What to work on:
Please give the listing again in its entirety, exactly as written.

Source data:
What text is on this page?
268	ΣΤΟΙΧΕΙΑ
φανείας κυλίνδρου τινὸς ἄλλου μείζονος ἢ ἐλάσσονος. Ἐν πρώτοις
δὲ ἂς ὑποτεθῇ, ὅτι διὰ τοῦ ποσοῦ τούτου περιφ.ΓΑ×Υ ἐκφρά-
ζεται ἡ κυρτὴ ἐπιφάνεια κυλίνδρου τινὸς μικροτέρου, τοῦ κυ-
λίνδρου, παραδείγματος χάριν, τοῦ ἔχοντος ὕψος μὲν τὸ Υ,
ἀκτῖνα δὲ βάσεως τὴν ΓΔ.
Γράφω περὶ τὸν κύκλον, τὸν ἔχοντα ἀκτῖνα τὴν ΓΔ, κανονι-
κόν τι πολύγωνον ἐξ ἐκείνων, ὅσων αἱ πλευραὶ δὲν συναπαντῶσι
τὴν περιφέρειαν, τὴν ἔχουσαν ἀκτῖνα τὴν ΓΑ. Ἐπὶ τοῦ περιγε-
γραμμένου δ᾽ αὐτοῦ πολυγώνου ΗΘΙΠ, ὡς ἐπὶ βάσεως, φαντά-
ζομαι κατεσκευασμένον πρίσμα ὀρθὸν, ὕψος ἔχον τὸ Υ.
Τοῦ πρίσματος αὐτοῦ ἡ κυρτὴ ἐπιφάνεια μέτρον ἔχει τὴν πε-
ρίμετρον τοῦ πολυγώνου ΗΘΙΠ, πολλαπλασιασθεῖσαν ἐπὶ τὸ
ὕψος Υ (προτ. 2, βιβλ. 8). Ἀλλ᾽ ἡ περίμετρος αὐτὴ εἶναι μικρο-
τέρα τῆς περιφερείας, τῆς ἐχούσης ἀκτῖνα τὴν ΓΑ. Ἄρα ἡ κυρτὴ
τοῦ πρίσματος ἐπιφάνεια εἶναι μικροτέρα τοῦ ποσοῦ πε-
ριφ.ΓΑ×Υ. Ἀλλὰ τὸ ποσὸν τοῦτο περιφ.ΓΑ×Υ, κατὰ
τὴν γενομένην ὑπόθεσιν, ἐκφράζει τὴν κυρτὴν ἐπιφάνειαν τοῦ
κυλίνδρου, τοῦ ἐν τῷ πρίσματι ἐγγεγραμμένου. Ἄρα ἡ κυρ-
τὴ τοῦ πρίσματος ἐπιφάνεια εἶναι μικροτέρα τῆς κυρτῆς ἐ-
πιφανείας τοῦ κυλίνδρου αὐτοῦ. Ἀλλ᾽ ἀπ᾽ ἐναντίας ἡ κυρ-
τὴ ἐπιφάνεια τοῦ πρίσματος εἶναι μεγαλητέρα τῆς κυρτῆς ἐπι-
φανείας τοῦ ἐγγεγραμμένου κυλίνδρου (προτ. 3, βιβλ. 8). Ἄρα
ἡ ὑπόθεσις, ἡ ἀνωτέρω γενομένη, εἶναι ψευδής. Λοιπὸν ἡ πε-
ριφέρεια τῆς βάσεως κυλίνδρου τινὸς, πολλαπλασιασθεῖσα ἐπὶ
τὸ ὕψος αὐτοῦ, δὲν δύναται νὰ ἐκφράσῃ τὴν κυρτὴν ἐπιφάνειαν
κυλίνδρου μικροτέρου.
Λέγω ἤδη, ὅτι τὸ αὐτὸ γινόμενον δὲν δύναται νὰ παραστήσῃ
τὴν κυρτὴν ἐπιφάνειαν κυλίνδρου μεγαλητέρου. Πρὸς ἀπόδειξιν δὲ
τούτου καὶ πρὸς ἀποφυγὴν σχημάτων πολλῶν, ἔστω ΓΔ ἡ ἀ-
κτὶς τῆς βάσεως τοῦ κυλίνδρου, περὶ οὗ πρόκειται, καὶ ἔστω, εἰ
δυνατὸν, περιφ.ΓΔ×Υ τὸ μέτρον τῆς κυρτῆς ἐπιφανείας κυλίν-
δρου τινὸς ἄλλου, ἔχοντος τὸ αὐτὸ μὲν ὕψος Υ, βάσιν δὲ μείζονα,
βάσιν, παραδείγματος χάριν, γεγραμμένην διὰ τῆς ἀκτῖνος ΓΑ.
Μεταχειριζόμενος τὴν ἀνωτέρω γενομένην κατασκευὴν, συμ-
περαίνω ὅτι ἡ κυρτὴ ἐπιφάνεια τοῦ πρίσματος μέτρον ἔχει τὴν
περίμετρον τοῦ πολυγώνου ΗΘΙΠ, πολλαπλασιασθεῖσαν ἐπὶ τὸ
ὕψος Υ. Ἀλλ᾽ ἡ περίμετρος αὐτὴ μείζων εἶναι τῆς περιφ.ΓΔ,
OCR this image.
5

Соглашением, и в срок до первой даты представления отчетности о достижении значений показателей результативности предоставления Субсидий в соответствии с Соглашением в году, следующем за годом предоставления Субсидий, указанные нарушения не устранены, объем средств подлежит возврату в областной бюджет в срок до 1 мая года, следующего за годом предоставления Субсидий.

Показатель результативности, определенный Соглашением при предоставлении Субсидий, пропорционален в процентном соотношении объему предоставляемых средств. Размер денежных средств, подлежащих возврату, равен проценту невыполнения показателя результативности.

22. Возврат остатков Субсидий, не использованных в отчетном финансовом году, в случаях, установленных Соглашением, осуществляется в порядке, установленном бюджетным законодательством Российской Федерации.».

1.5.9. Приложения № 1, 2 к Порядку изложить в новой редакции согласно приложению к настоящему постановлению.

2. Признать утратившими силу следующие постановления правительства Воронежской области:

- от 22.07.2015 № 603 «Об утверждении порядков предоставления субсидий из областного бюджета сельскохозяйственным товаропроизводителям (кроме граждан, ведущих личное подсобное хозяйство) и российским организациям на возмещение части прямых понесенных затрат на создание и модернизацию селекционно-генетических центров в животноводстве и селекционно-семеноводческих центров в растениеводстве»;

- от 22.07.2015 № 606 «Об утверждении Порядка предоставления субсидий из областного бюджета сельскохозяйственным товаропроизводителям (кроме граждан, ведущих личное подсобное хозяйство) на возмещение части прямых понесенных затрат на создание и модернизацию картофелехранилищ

Written response:
What text is on this page?
268	ΣΤΟΙΧΕΙΑ
φανείας κυλίνδρου τινὸς ἄλλου μείζονος ἢ ἐλάσσονος. Ἐν πρώτοις
δὲ ἂς ὑποτεθῇ, ὅτι διὰ τοῦ ποσοῦ τούτου περιφ.ΓΑ×Υ ἐκφρά-
ζεται ἡ κυρτὴ ἐπιφάνεια κυλίνδρου τινὸς μικροτέρου, τοῦ κυ-
λίνδρου, παραδείγματος χάριν, τοῦ ἔχοντος ὕψος μὲν τὸ Υ,
ἀκτῖνα δὲ βάσεως τὴν ΓΔ.
Γράφω περὶ τὸν κύκλον, τὸν ἔχοντα ἀκτῖνα τὴν ΓΔ, κανονι-
κόν τι πολύγωνον ἐξ ἐκείνων, ὅσων αἱ πλευραὶ δὲν συναπαντῶσι
τὴν περιφέρειαν, τὴν ἔχουσαν ἀκτῖνα τὴν ΓΑ. Ἐπὶ τοῦ περιγε-
γραμμένου δ᾽ αὐτοῦ πολυγώνου ΗΘΙΠ, ὡς ἐπὶ βάσεως, φαντά-
ζομαι κατεσκευασμένον πρίσμα ὀρθὸν, ὕψος ἔχον τὸ Υ.
Τοῦ πρίσματος αὐτοῦ ἡ κυρτὴ ἐπιφάνεια μέτρον ἔχει τὴν πε-
ρίμετρον τοῦ πολυγώνου ΗΘΙΠ, πολλαπλασιασθεῖσαν ἐπὶ τὸ
ὕψος Υ (προτ. 2, βιβλ. 8). Ἀλλ᾽ ἡ περίμετρος αὐτὴ εἶναι μικρο-
τέρα τῆς περιφερείας, τῆς ἐχούσης ἀκτῖνα τὴν ΓΑ. Ἄρα ἡ κυρτὴ
τοῦ πρίσματος ἐπιφάνεια εἶναι μικροτέρα τοῦ ποσοῦ πε-
ριφ.ΓΑ×Υ. Ἀλλὰ τὸ ποσὸν τοῦτο περιφ.ΓΑ×Υ, κατὰ
τὴν γενομένην ὑπόθεσιν, ἐκφράζει τὴν κυρτὴν ἐπιφάνειαν τοῦ
κυλίνδρου, τοῦ ἐν τῷ πρίσματι ἐγγεγραμμένου. Ἄρα ἡ κυρ-
τὴ τοῦ πρίσματος ἐπιφάνεια εἶναι μικροτέρα τῆς κυρτῆς ἐ-
πιφανείας τοῦ κυλίνδρου αὐτοῦ. Ἀλλ᾽ ἀπ᾽ ἐναντίας ἡ κυρ-
τὴ ἐπιφάνεια τοῦ πρίσματος εἶναι μεγαλητέρα τῆς κυρτῆς ἐπι-
φανείας τοῦ ἐγγεγραμμένου κυλίνδρου (προτ. 3, βιβλ. 8). Ἄρα
ἡ ὑπόθεσις, ἡ ἀνωτέρω γενομένη, εἶναι ψευδής. Λοιπὸν ἡ πε-
ριφέρεια τῆς βάσεως κυλίνδρου τινὸς, πολλαπλασιασθεῖσα ἐπὶ
τὸ ὕψος αὐτοῦ, δὲν δύναται νὰ ἐκφράσῃ τὴν κυρτὴν ἐπιφάνειαν
κυλίνδρου μικροτέρου.
Λέγω ἤδη, ὅτι τὸ αὐτὸ γινόμενον δὲν δύναται νὰ παραστήσῃ
τὴν κυρτὴν ἐπιφάνειαν κυλίνδρου μεγαλητέρου. Πρὸς ἀπόδειξιν δὲ
τούτου καὶ πρὸς ἀποφυγὴν σχημάτων πολλῶν, ἔστω ΓΔ ἡ ἀ-
κτὶς τῆς βάσεως τοῦ κυλίνδρου, περὶ οὗ πρόκειται, καὶ ἔστω, εἰ
δυνατὸν, περιφ.ΓΔ×Υ τὸ μέτρον τῆς κυρτῆς ἐπιφανείας κυλίν-
δρου τινὸς ἄλλου, ἔχοντος τὸ αὐτὸ μὲν ὕψος Υ, βάσιν δὲ μείζονα,
βάσιν, παραδείγματος χάριν, γεγραμμένην διὰ τῆς ἀκτῖνος ΓΑ.
Μεταχειριζόμενος τὴν ἀνωτέρω γενομένην κατασκευὴν, συμ-
περαίνω ὅτι ἡ κυρτὴ ἐπιφάνεια τοῦ πρίσματος μέτρον ἔχει τὴν
περίμετρον τοῦ πολυγώνου ΗΘΙΠ, πολλαπλασιασθεῖσαν ἐπὶ τὸ
ὕψος Υ. Ἀλλ᾽ ἡ περίμετρος αὐτὴ μείζων εἶναι τῆς περιφ.ΓΔ,
OCR this image.
5

Соглашением, и в срок до первой даты представления отчетности о достижении значений показателей результативности предоставления Субсидий в соответствии с Соглашением в году, следующем за годом предоставления Субсидий, указанные нарушения не устранены, объем средств подлежит возврату в областной бюджет в срок до 1 мая года, следующего за годом предоставления Субсидий.

Показатель результативности, определенный Соглашением при предоставлении Субсидий, пропорционален в процентном соотношении объему предоставляемых средств. Размер денежных средств, подлежащих возврату, равен проценту невыполнения показателя результативности.

22. Возврат остатков Субсидий, не использованных в отчетном финансовом году, в случаях, установленных Соглашением, осуществляется в порядке, установленном бюджетным законодательством Российской Федерации.».

1.5.9. Приложения № 1, 2 к Порядку изложить в новой редакции согласно приложению к настоящему постановлению.

2. Признать утратившими силу следующие постановления правительства Воронежской области:

- от 22.07.2015 № 603 «Об утверждении порядков предоставления субсидий из областного бюджета сельскохозяйственным товаропроизводителям (кроме граждан, ведущих личное подсобное хозяйство) и российским организациям на возмещение части прямых понесенных затрат на создание и модернизацию селекционно-генетических центров в животноводстве и селекционно-семеноводческих центров в растениеводстве»;

- от 22.07.2015 № 606 «Об утверждении Порядка предоставления субсидий из областного бюджета сельскохозяйственным товаропроизводителям (кроме граждан, ведущих личное подсобное хозяйство) на возмещение части прямых понесенных затрат на создание и модернизацию картофелехранилищ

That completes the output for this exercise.